- Written problem:
Examine the material below. Gather every line in which the string "cluster" appears.

- Stored data:
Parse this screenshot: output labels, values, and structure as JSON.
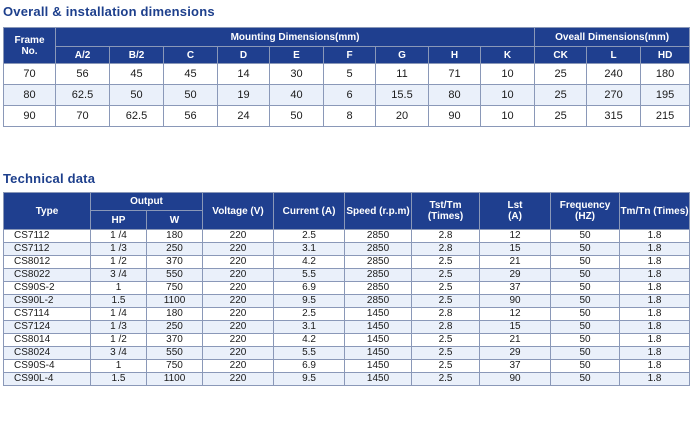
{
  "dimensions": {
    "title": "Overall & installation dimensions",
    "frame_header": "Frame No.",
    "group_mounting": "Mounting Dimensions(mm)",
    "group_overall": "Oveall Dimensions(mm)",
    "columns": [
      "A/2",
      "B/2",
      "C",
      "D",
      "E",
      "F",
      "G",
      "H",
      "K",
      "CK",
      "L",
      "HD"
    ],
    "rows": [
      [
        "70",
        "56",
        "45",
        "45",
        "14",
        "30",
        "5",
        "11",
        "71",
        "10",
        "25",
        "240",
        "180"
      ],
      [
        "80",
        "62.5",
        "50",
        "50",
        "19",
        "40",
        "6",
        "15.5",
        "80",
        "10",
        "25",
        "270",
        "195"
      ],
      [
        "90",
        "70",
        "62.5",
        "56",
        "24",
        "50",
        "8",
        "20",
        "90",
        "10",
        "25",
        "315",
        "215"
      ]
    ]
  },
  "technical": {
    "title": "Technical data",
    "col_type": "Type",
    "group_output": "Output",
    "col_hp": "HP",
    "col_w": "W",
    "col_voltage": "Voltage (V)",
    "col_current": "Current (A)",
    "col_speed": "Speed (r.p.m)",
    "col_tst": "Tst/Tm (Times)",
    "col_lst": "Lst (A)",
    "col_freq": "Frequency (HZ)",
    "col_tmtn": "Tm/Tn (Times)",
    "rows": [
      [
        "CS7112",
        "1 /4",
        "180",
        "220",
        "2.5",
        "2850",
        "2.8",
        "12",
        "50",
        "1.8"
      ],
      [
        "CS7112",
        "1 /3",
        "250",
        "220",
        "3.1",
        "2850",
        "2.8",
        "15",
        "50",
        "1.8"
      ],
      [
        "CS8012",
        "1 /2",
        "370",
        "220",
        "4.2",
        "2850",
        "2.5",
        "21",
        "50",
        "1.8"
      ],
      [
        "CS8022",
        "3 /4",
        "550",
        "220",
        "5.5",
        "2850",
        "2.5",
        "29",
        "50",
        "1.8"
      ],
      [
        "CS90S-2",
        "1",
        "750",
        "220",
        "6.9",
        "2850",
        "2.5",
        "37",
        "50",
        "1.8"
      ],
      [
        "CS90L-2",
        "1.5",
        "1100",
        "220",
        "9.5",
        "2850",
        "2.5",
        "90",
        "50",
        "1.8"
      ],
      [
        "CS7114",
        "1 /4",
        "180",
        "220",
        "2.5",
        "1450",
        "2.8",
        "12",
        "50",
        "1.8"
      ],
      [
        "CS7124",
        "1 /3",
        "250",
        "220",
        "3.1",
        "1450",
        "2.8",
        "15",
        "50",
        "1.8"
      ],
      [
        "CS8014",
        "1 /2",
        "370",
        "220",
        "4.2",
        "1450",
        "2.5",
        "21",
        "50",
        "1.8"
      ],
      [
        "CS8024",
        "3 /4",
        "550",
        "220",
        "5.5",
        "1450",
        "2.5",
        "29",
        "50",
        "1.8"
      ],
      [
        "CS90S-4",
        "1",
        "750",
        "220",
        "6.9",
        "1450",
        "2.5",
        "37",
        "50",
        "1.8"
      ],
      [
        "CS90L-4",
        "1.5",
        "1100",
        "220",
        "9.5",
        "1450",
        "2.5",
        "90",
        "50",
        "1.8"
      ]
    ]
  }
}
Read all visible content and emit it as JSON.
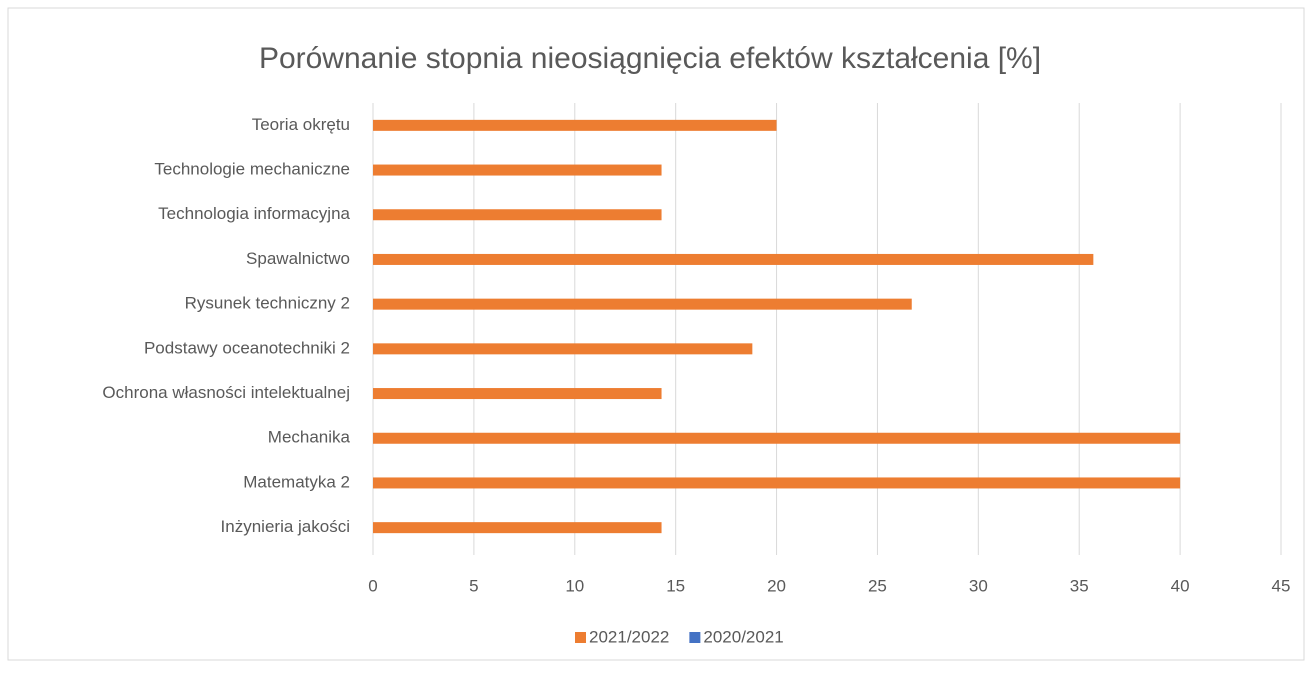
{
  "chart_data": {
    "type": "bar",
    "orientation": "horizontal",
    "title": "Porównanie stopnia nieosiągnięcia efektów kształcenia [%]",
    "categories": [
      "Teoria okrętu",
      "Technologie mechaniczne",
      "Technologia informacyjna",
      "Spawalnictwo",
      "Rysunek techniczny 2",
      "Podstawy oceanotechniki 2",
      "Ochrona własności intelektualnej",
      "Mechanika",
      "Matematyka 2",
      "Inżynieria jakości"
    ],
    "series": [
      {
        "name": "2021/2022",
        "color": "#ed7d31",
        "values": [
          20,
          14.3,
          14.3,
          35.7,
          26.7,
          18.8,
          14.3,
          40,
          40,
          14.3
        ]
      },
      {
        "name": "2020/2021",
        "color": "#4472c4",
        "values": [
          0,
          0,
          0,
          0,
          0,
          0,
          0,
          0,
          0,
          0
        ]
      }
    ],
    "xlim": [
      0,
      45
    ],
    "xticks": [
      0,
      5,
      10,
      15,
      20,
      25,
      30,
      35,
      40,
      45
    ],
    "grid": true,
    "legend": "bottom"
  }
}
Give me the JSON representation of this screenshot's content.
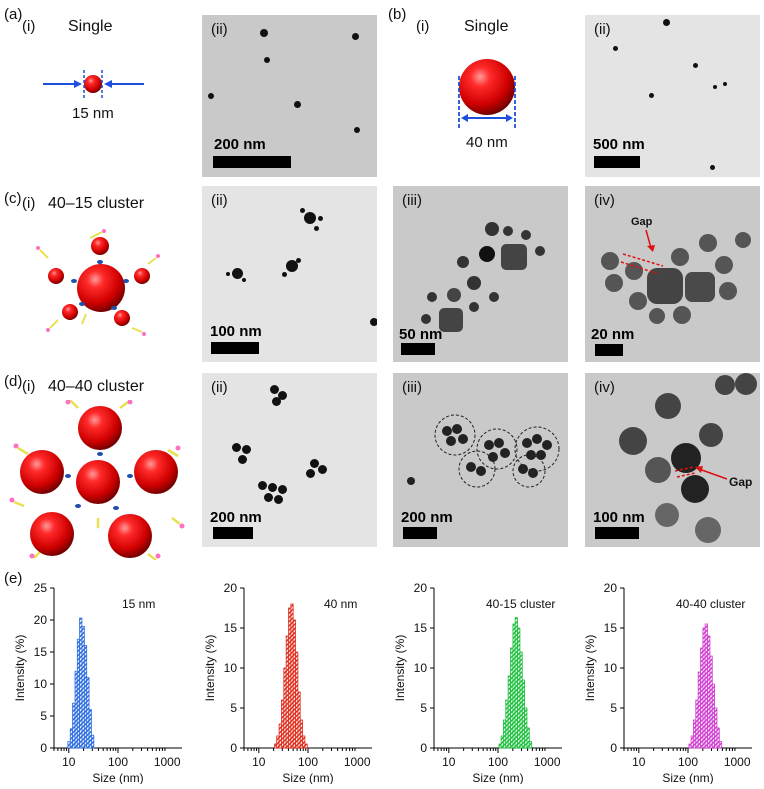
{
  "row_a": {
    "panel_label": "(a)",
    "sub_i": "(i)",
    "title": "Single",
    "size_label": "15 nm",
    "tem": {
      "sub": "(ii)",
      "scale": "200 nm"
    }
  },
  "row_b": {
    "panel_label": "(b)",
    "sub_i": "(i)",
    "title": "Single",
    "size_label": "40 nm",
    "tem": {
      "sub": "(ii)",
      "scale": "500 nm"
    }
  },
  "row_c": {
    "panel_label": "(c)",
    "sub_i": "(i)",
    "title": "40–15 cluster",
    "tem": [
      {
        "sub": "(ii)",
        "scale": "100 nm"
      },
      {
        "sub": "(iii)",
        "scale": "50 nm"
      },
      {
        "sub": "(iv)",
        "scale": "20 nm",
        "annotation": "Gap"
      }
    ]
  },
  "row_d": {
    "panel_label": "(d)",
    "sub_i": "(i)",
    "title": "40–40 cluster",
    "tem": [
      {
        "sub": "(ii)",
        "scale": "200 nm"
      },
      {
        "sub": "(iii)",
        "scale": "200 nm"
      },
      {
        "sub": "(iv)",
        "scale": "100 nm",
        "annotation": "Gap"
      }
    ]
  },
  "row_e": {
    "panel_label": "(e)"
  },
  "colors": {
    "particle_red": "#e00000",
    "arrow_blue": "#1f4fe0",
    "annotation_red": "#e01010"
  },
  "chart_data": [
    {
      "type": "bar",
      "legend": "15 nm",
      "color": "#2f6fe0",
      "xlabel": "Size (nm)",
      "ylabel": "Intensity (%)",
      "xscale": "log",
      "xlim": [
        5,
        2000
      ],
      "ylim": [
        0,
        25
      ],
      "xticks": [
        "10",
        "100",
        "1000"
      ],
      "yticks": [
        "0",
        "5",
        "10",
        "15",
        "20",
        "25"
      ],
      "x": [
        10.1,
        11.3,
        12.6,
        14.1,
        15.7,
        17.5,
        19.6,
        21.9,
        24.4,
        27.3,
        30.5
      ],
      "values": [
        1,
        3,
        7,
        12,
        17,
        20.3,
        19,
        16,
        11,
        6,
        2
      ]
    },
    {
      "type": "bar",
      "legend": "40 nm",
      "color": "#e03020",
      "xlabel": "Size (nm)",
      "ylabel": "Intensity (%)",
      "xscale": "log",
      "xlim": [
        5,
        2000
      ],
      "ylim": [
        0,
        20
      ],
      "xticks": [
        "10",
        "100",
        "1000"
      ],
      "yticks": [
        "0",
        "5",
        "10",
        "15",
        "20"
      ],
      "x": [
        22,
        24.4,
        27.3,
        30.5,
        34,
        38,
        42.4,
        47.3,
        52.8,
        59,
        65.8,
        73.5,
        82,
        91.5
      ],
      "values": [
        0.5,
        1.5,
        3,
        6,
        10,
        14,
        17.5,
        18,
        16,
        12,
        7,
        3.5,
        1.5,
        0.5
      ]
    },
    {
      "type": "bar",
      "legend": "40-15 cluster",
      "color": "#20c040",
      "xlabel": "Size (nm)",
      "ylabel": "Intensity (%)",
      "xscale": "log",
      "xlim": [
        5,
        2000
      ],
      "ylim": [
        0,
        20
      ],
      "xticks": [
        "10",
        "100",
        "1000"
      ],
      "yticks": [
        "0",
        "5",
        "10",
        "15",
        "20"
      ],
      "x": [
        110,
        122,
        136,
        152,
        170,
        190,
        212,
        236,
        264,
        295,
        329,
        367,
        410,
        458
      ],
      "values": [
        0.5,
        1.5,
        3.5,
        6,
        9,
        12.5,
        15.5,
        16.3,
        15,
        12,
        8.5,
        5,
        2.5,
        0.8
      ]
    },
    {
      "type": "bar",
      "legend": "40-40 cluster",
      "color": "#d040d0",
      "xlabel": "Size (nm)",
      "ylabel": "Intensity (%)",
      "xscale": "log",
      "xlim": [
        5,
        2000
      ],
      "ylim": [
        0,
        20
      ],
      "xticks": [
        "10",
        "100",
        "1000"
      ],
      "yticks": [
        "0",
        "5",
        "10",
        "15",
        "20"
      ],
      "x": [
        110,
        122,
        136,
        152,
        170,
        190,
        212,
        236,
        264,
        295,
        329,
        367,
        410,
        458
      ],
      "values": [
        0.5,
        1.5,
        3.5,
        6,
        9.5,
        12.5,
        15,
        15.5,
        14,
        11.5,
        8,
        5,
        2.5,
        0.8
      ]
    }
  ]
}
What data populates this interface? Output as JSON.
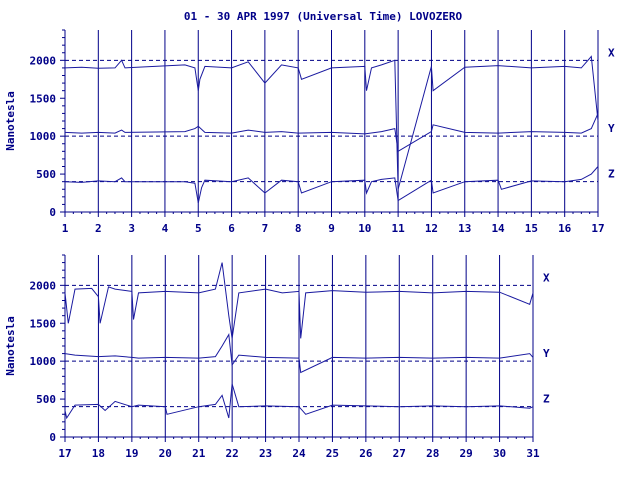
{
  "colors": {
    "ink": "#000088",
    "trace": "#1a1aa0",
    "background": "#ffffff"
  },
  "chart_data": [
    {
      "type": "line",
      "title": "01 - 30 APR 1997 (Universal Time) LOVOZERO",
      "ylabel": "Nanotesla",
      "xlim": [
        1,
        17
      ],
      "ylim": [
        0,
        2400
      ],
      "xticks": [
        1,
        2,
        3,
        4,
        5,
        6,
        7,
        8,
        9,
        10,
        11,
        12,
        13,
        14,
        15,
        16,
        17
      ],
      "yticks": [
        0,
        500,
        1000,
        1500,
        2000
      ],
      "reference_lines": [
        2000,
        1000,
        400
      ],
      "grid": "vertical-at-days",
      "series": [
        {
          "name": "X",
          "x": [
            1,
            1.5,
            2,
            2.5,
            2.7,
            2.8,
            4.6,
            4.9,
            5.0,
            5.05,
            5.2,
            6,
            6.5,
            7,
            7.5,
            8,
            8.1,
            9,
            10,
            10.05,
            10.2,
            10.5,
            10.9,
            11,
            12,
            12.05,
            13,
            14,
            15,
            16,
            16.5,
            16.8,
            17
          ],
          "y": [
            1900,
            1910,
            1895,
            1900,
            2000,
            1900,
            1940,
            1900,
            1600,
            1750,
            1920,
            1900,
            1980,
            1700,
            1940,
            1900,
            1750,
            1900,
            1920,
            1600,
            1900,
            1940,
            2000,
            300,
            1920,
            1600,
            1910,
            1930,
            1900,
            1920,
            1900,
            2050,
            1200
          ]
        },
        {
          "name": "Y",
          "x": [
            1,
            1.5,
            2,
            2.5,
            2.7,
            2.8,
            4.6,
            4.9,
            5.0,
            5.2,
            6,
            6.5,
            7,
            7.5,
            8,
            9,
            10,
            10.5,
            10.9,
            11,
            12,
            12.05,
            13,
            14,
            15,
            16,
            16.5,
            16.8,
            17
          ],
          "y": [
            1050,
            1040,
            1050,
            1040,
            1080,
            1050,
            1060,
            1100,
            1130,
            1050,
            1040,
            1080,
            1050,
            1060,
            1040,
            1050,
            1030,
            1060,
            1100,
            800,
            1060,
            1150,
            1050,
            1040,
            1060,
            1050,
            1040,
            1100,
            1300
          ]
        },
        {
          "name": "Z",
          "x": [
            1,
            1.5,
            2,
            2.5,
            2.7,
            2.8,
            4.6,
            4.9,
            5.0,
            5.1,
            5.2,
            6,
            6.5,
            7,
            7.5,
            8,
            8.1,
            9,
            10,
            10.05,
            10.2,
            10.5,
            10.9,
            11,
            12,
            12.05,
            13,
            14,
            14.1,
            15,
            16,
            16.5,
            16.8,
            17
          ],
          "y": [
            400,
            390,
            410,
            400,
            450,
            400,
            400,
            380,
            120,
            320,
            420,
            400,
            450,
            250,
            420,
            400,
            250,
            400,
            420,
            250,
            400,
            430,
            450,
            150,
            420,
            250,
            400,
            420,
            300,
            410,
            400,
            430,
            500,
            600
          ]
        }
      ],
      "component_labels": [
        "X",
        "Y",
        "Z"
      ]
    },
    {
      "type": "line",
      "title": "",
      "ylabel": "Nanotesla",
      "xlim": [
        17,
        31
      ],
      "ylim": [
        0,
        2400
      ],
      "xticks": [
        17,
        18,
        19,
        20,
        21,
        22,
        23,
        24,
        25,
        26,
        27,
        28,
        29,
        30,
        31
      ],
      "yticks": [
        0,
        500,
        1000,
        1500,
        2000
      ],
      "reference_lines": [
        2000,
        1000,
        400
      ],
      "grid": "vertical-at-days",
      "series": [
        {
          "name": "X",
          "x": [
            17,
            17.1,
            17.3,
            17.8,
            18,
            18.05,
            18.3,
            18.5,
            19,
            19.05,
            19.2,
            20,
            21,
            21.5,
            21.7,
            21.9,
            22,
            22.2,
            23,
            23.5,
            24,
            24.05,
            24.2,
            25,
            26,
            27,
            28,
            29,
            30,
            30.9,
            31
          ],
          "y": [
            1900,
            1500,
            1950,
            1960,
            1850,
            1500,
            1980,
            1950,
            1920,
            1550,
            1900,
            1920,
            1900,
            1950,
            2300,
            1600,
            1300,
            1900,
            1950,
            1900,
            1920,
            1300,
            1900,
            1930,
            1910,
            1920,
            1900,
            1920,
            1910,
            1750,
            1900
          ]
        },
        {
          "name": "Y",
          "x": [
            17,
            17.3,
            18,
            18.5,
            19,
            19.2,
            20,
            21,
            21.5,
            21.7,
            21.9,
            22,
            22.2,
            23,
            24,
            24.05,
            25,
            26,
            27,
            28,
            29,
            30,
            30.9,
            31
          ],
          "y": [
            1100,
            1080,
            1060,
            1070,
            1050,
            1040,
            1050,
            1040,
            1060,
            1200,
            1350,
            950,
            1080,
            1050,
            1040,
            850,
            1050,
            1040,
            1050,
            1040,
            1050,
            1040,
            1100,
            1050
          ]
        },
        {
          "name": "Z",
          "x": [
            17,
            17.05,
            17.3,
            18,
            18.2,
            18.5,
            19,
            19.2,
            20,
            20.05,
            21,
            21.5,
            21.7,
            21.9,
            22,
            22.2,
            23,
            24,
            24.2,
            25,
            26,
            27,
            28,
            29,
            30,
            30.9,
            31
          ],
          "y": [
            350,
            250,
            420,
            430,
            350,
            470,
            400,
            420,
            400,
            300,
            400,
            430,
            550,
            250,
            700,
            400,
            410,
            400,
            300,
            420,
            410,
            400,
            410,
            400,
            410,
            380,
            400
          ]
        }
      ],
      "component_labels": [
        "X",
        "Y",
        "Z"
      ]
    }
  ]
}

- Written answer:
    "title": "40–15 cluster",
    "title": "40–40 cluster",
      "legend": "40-15 cluster",
      "legend": "40-40 cluster",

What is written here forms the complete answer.